Your Baby is Ugly. Let's Be Friends
Highly decoupled teams allow enterprise-scale engineering organizations to move at greater velocity. But how do you build a shared culture of quality and reliability among disparate teams? Going around breaking their software doesn’t sound like a good way to build systems or friends.
Matt Simons, Senior Engineering Manager of Quality Assessment, will share how his team partners with the dozens of teams and 400+ engineers at Workiva to help them understand quality in distributed systems by breaking their software without breaking their spirits. He’ll discuss the challenges of building cross-team reliability and how they approached it using Chaos Engineering.
Chapters
Full transcript
The complete talk, organized by section.
Matthew Simons
Matthew Simons: Okay, we're live. Yeah. Sorry, we should've done like a "three, two, one, go," but here we are.
I'm Matt Simons. This is Jason Yee, and this talk is "Your Baby is Ugly. Let's Be Friends." We're hoping to make some friends here today.
This is the rough agenda. This is a story talk. It's a war story. I want to tell the story, or a story, of a DevOps transformation that we went through at the company that I work for, Workiva, and kind of its state and where we're at with that. I want to dedicate a portion of that to talk about chaos engineering specifically, and Jason Yee is here from Gremlin to talk about that.

________

> **TASKS**
[1] Translate this sentence from the talk page into Spanish: "Highly decoupled teams allow enterprise-scale engineering organizations to move at greater velocity."
[2] Please repeat the part of the talk page between "This is the" and "talk about that.", inclusive.
These rows have no connection to the talk page.

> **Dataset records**
________

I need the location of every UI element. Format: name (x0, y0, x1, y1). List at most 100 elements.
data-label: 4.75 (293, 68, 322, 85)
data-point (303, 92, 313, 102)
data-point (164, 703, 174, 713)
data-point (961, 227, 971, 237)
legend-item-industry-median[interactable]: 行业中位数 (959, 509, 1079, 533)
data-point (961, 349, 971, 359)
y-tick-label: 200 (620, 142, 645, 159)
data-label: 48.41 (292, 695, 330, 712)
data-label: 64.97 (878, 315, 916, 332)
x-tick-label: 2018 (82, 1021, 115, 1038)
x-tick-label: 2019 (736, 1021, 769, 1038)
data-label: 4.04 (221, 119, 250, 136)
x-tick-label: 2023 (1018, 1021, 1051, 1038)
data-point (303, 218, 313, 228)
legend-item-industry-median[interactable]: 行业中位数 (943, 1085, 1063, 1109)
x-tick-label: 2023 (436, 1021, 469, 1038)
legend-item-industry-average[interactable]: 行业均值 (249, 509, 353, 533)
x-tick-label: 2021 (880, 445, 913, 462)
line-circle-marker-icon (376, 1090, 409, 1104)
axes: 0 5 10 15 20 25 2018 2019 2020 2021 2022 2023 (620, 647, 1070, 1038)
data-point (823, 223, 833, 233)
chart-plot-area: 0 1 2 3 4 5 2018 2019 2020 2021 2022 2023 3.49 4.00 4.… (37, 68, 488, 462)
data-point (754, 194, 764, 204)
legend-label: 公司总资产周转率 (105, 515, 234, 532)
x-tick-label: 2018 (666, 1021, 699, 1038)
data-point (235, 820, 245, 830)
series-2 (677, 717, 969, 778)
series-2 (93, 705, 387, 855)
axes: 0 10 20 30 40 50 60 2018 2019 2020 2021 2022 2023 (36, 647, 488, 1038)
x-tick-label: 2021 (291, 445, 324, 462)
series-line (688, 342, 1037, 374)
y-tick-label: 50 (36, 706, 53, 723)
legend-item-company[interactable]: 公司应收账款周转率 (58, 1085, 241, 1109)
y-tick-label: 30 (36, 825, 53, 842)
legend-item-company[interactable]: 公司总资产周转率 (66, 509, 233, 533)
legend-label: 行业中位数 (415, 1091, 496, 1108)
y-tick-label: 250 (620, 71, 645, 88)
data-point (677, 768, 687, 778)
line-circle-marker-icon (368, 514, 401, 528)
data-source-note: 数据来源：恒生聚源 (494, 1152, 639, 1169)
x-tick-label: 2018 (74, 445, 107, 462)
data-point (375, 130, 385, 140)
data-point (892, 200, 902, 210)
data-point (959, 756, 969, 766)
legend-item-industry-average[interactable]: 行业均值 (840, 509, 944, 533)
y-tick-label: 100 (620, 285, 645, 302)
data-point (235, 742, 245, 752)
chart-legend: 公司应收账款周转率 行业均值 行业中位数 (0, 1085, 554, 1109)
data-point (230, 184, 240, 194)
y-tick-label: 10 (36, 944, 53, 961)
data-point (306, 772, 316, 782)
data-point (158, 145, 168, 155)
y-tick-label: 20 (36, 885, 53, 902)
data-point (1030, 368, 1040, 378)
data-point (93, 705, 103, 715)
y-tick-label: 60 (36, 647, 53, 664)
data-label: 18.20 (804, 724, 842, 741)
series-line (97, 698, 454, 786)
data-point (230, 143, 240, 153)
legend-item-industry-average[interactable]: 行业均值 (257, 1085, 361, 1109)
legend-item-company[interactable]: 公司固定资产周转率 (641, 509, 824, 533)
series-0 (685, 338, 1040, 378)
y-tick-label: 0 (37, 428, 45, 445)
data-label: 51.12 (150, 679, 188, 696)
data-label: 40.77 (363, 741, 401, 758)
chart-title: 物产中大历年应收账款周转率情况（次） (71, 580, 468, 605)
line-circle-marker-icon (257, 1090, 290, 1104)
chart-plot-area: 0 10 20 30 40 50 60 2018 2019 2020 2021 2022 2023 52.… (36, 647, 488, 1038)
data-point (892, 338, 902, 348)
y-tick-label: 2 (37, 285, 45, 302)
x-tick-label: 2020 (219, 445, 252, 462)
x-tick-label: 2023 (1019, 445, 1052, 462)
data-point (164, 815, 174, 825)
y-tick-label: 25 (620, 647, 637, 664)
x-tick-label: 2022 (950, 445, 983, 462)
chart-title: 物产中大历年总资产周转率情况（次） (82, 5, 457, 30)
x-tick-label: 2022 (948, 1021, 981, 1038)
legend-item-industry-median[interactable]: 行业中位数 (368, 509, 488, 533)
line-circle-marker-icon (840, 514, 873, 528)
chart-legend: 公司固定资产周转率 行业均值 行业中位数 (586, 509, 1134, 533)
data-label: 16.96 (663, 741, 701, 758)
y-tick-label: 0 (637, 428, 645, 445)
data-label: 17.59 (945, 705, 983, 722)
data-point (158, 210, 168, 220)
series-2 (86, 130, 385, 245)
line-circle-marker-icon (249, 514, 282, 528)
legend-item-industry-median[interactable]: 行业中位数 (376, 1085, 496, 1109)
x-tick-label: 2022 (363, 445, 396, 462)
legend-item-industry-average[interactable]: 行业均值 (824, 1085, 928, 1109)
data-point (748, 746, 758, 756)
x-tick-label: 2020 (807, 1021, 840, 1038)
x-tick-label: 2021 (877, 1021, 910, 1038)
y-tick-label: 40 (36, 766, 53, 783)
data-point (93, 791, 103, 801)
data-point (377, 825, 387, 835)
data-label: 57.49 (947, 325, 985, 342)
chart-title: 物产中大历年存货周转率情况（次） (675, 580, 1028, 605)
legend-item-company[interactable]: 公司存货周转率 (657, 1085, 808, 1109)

________

> **SOLUTIONS TO THE EXERCISE**
[1] Los equipos altamente desacoplados permiten que las organizaciones de ingeniería a escala empresarial avancen con mayor velocidad.

[2]
This is the rough agenda. This is a story talk. It's a war story. I want to tell the story, or a story, of a DevOps transformation that we went through at the company that I work for, Workiva, and kind of its state and where we're at with that. I want to dedicate a portion of that to talk about chaos engineering specifically, and Jason Yee is here from Gremlin to talk about that.